-- Begin PROVIDED DATA --

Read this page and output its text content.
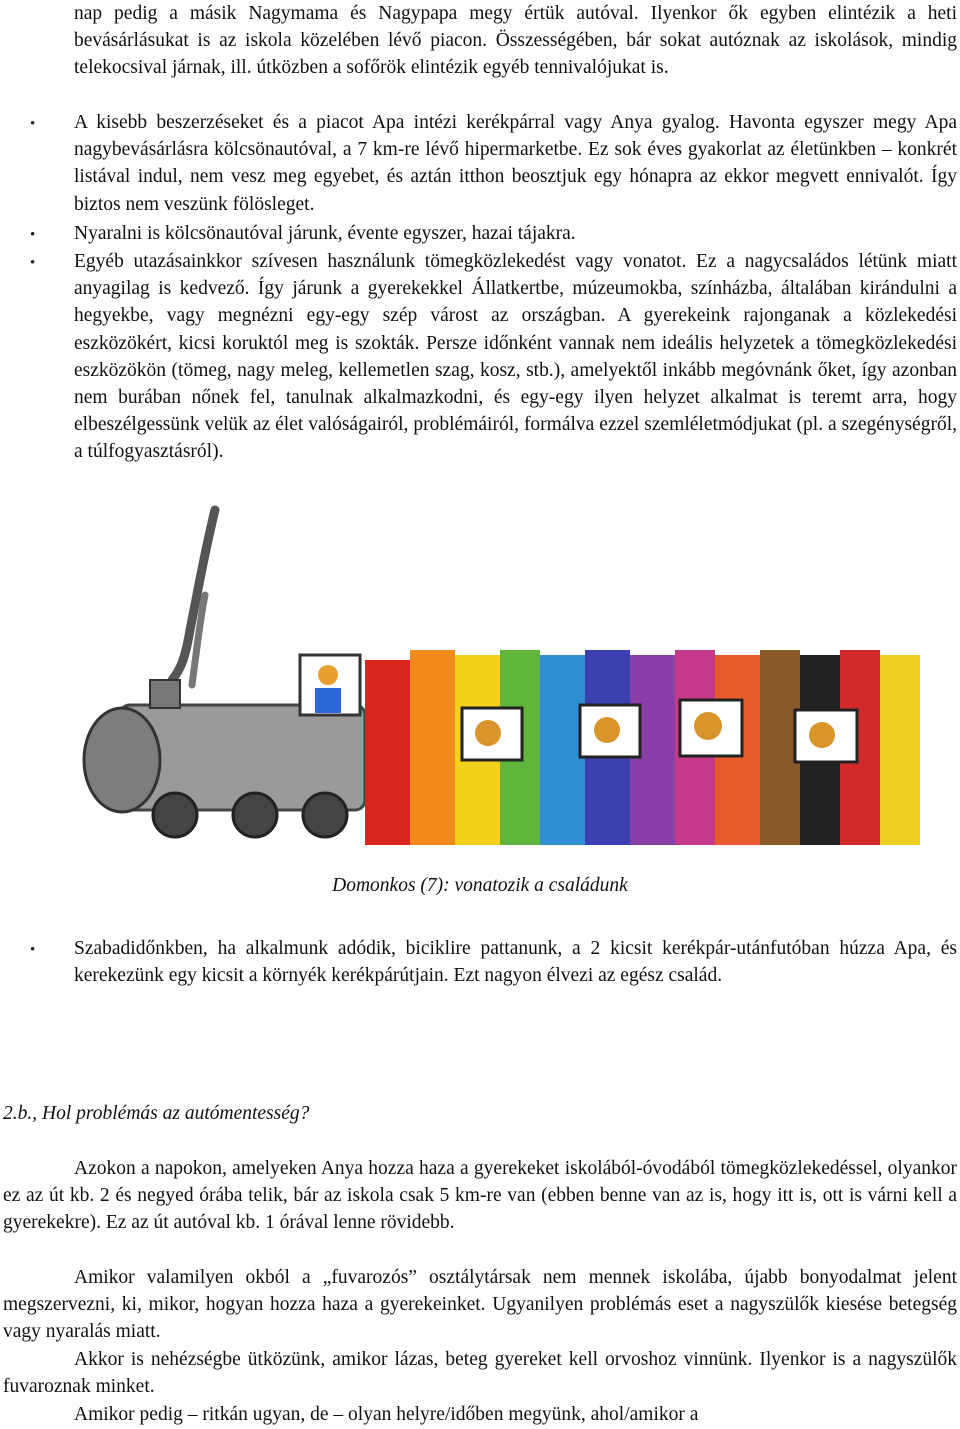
nap pedig a másik Nagymama és Nagypapa megy értük autóval. Ilyenkor ők egyben elintézik a heti bevásárlásukat is az iskola közelében lévő piacon. Összességében, bár sokat autóznak az iskolások, mindig telekocsival járnak, ill. útközben a sofőrök elintézik egyéb tennivalójukat is.

• A kisebb beszerzéseket és a piacot Apa intézi kerékpárral vagy Anya gyalog. Havonta egyszer megy Apa nagybevásárlásra kölcsönautóval, a 7 km-re lévő hipermarketbe. Ez sok éves gyakorlat az életünkben – konkrét listával indul, nem vesz meg egyebet, és aztán itthon beosztjuk egy hónapra az ekkor megvett ennivalót. Így biztos nem veszünk fölösleget.

• Nyaralni is kölcsönautóval járunk, évente egyszer, hazai tájakra.

• Egyéb utazásainkkor szívesen használunk tömegközlekedést vagy vonatot. Ez a nagycsaládos létünk miatt anyagilag is kedvező. Így járunk a gyerekekkel Állatkertbe, múzeumokba, színházba, általában kirándulni a hegyekbe, vagy megnézni egy-egy szép várost az országban. A gyerekeink rajonganak a közlekedési eszközökért, kicsi koruktól meg is szokták. Persze időnként vannak nem ideális helyzetek a tömegközlekedési eszközökön (tömeg, nagy meleg, kellemetlen szag, kosz, stb.), amelyektől inkább megóvnánk őket, így azonban nem burában nőnek fel, tanulnak alkalmazkodni, és egy-egy ilyen helyzet alkalmat is teremt arra, hogy elbeszélgessünk velük az élet valóságairól, problémáiról, formálva ezzel szemléletmódjukat (pl. a szegénységről, a túlfogyasztásról).

Domonkos (7): vonatozik a családunk
• Szabadidőnkben, ha alkalmunk adódik, biciklire pattanunk, a 2 kicsit kerékpár-utánfutóban húzza Apa, és kerekezünk egy kicsit a környék kerékpárútjain. Ezt nagyon élvezi az egész család.

2.b., Hol problémás az autómentesség?

Azokon a napokon, amelyeken Anya hozza haza a gyerekeket iskolából-óvodából tömegközlekedéssel, olyankor ez az út kb. 2 és negyed órába telik, bár az iskola csak 5 km-re van (ebben benne van az is, hogy itt is, ott is várni kell a gyerekekre). Ez az út autóval kb. 1 órával lenne rövidebb.

Amikor valamilyen okból a „fuvarozós” osztálytársak nem mennek iskolába, újabb bonyodalmat jelent megszervezni, ki, mikor, hogyan hozza haza a gyerekeinket. Ugyanilyen problémás eset a nagyszülők kiesése betegség vagy nyaralás miatt.

Akkor is nehézségbe ütközünk, amikor lázas, beteg gyereket kell orvoshoz vinnünk. Ilyenkor is a nagyszülők fuvaroznak minket.

Amikor pedig – ritkán ugyan, de – olyan helyre/időben megyünk, ahol/amikor a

-- End PROVIDED DATA --

> [PROBLEM]: Copy all lines from the material that contain "problémás".

> [COMPLETE RESPONSE]:
2.b., Hol problémás az autómentesség?
Amikor valamilyen okból a „fuvarozós” osztálytársak nem mennek iskolába, újabb bonyodalmat jelent megszervezni, ki, mikor, hogyan hozza haza a gyerekeinket. Ugyanilyen problémás eset a nagyszülők kiesése betegség vagy nyaralás miatt.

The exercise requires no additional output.